:: YOUR GOAL ::
From the records below, copy every line that contains the word "journalist".

(Some records)
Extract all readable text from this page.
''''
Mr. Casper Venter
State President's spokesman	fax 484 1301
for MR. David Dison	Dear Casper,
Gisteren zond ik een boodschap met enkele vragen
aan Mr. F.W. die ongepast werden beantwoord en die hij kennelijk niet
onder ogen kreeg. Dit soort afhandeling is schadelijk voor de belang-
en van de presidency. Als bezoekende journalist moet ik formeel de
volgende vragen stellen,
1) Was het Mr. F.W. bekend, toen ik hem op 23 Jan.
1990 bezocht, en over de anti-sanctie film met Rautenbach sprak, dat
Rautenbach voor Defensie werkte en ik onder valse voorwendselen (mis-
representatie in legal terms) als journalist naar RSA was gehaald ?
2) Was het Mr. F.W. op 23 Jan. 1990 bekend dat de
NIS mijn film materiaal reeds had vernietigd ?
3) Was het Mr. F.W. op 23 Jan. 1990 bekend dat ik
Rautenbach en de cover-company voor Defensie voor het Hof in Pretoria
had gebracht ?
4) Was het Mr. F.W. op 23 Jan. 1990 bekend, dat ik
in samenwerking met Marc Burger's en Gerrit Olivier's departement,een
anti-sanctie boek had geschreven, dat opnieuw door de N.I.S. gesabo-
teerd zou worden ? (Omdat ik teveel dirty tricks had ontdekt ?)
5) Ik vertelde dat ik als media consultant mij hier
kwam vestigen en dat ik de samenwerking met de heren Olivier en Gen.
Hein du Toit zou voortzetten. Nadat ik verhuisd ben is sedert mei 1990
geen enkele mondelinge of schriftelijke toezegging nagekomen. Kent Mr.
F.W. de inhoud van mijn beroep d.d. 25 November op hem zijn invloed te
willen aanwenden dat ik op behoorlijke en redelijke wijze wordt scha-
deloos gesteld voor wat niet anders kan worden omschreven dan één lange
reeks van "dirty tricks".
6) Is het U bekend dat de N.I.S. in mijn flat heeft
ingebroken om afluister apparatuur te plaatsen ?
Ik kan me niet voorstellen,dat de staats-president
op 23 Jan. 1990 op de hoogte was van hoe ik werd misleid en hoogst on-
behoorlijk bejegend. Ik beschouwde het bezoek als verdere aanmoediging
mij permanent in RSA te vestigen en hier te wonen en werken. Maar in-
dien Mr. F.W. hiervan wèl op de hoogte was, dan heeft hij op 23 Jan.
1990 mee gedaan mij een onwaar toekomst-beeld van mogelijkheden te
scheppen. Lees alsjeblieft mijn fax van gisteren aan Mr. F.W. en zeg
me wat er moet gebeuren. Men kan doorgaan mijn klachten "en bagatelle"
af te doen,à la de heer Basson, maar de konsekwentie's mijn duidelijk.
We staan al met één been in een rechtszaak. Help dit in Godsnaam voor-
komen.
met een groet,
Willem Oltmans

:: THE RESPONSE ::
en van de presidency. Als bezoekende journalist moet ik formeel de
representatie in legal terms) als journalist naar RSA was gehaald ?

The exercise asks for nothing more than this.